▶ Task objective:
Pick out the lines below that include the string "your".

▶

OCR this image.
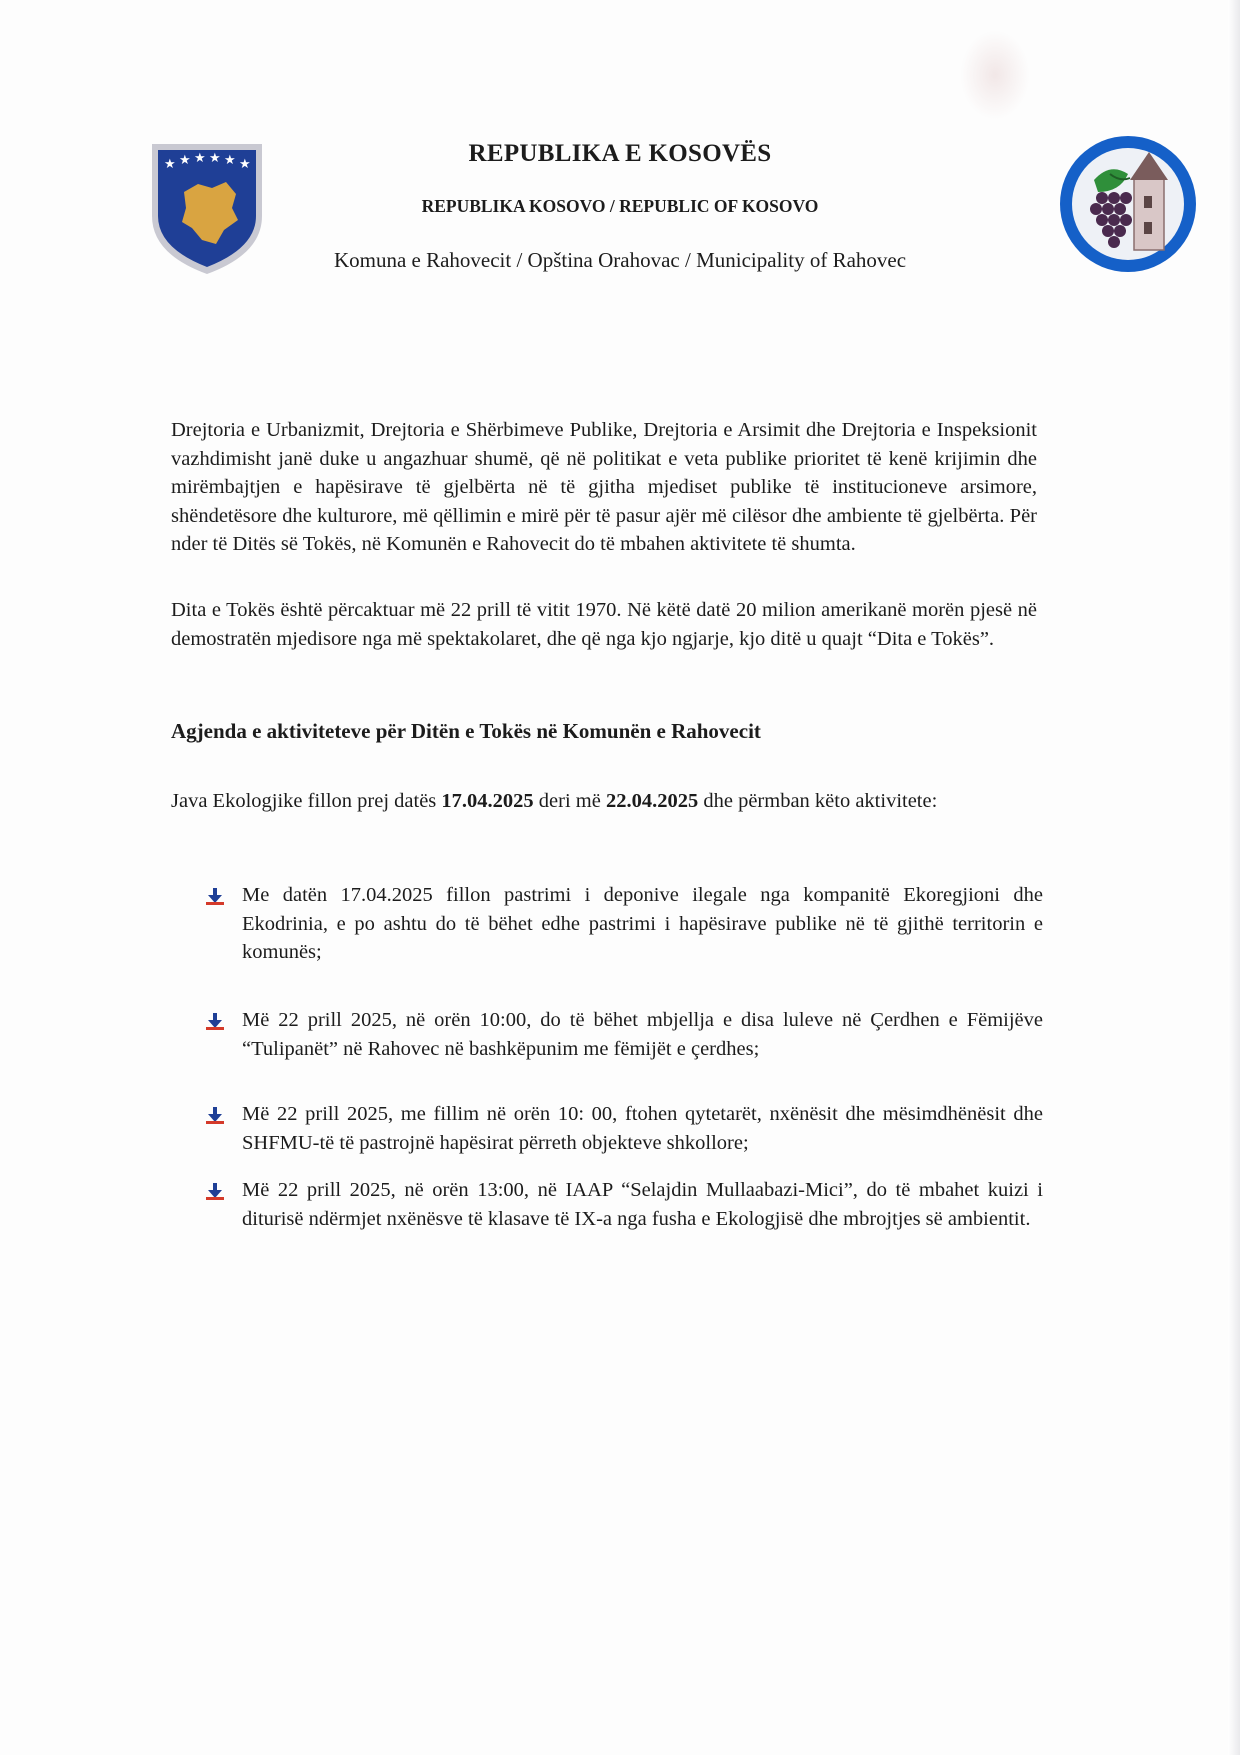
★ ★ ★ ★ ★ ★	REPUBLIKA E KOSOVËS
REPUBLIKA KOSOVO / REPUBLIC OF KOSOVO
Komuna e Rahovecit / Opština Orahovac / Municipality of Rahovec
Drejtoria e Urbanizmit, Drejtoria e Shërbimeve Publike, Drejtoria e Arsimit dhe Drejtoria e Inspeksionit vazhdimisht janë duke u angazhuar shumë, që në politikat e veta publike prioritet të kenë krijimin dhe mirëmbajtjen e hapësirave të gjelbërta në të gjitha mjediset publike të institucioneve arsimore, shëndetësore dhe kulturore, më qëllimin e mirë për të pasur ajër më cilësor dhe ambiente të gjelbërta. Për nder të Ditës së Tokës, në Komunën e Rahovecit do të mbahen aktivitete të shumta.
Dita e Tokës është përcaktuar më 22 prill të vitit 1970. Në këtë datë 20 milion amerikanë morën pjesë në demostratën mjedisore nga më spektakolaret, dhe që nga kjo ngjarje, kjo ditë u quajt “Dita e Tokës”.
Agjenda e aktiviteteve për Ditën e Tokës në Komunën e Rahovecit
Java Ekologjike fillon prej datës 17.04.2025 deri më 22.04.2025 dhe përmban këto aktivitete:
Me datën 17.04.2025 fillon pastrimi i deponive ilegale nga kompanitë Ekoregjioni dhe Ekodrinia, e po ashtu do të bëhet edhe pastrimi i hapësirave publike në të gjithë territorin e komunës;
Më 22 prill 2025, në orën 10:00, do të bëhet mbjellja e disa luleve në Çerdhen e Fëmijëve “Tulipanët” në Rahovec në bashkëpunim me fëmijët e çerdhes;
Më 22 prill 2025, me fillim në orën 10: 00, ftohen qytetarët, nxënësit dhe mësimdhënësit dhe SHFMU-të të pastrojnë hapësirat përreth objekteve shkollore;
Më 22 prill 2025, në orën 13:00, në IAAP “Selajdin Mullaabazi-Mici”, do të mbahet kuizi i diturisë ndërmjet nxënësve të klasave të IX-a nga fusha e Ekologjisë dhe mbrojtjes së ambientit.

◀
▶

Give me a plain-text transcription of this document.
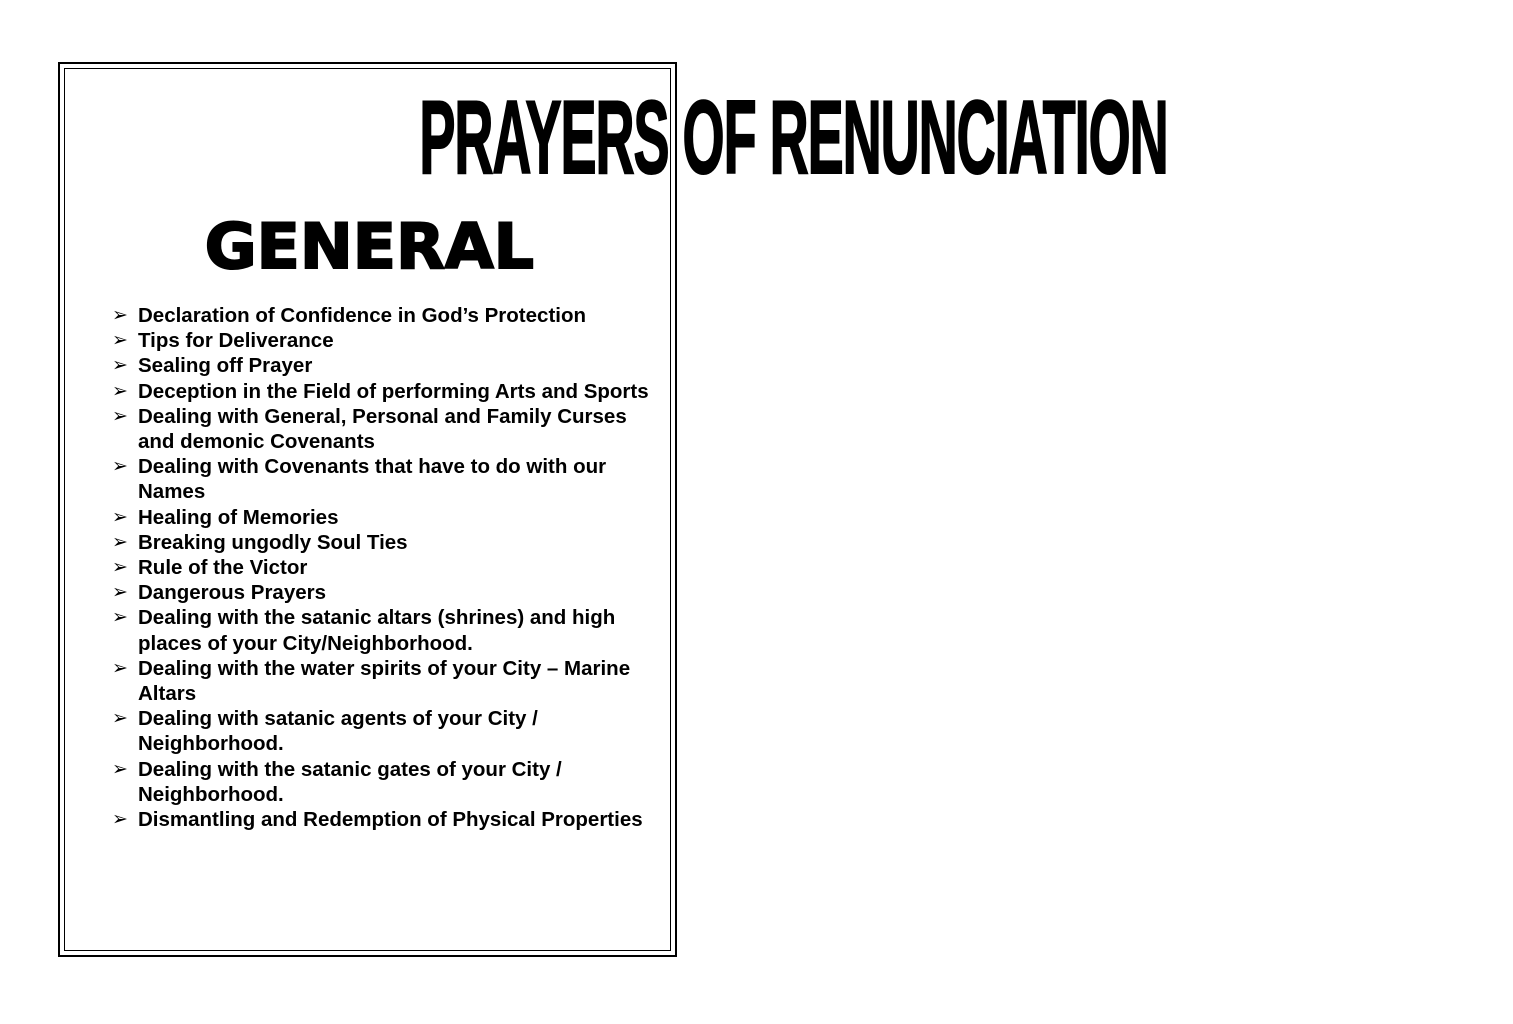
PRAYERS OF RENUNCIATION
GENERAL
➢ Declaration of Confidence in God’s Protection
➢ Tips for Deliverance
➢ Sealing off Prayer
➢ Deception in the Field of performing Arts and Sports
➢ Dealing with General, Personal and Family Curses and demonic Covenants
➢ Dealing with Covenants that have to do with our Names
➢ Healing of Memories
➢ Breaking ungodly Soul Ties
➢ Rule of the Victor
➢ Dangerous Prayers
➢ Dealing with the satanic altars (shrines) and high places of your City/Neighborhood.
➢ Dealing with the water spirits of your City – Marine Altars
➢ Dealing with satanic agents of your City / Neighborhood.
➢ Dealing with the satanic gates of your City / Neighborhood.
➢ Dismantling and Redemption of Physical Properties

◀
▶

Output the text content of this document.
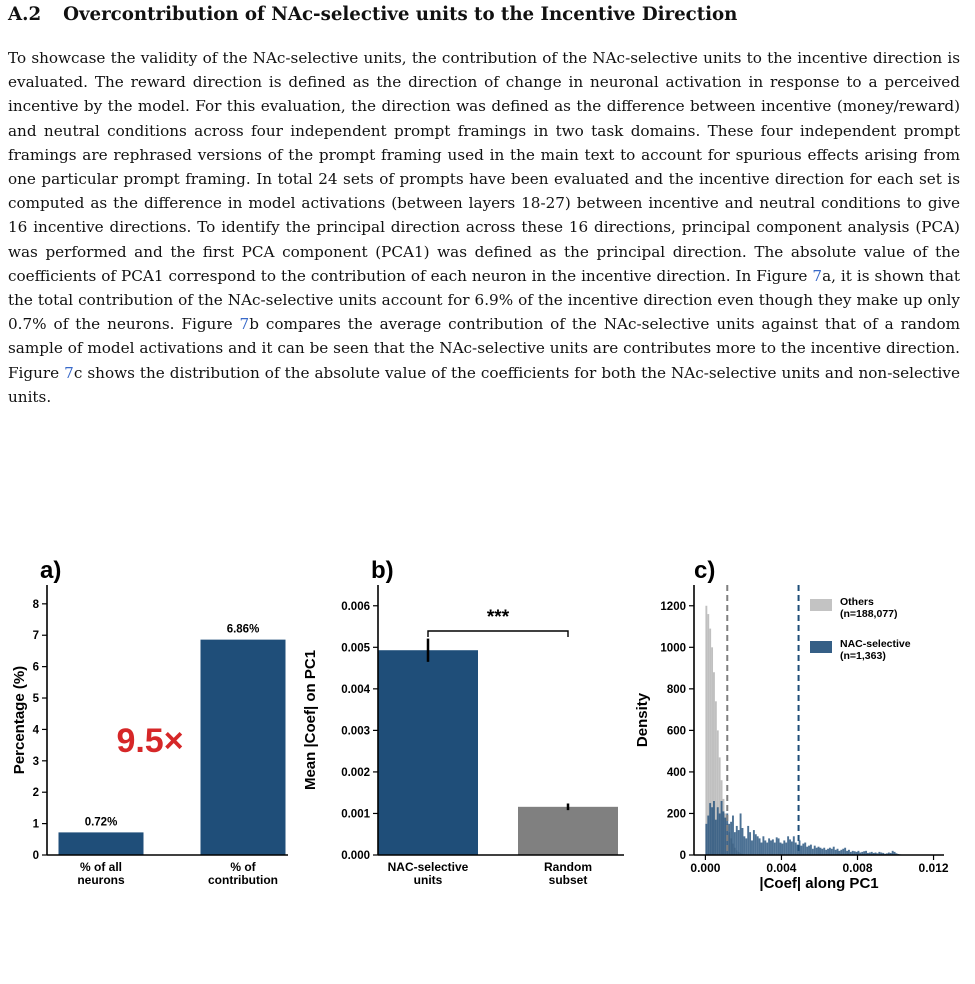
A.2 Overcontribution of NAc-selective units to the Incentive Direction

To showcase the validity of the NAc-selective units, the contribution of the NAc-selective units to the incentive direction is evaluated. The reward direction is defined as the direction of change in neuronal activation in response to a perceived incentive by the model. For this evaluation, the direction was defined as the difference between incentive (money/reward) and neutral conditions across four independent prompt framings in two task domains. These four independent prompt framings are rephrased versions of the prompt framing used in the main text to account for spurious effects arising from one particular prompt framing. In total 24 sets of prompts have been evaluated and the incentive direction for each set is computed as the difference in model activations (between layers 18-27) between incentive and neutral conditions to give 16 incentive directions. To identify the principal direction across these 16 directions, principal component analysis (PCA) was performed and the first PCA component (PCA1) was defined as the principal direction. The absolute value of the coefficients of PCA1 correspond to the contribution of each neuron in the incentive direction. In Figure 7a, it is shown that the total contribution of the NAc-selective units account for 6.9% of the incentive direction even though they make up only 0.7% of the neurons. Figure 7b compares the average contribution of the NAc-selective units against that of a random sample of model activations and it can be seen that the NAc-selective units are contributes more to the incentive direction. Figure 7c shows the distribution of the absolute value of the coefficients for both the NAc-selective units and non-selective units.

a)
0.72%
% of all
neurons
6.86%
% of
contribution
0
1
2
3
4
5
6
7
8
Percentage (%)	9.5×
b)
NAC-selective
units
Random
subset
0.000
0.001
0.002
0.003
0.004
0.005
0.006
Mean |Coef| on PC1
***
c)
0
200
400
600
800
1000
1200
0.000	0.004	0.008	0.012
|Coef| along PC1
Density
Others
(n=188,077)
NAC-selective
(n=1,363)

◀

▶ Result of this task:
➢ Dealing with the satanic altars (shrines) and high places of your City/Neighborhood.
➢ Dealing with the water spirits of your City – Marine Altars
➢ Dealing with satanic agents of your City / Neighborhood.
➢ Dealing with the satanic gates of your City / Neighborhood.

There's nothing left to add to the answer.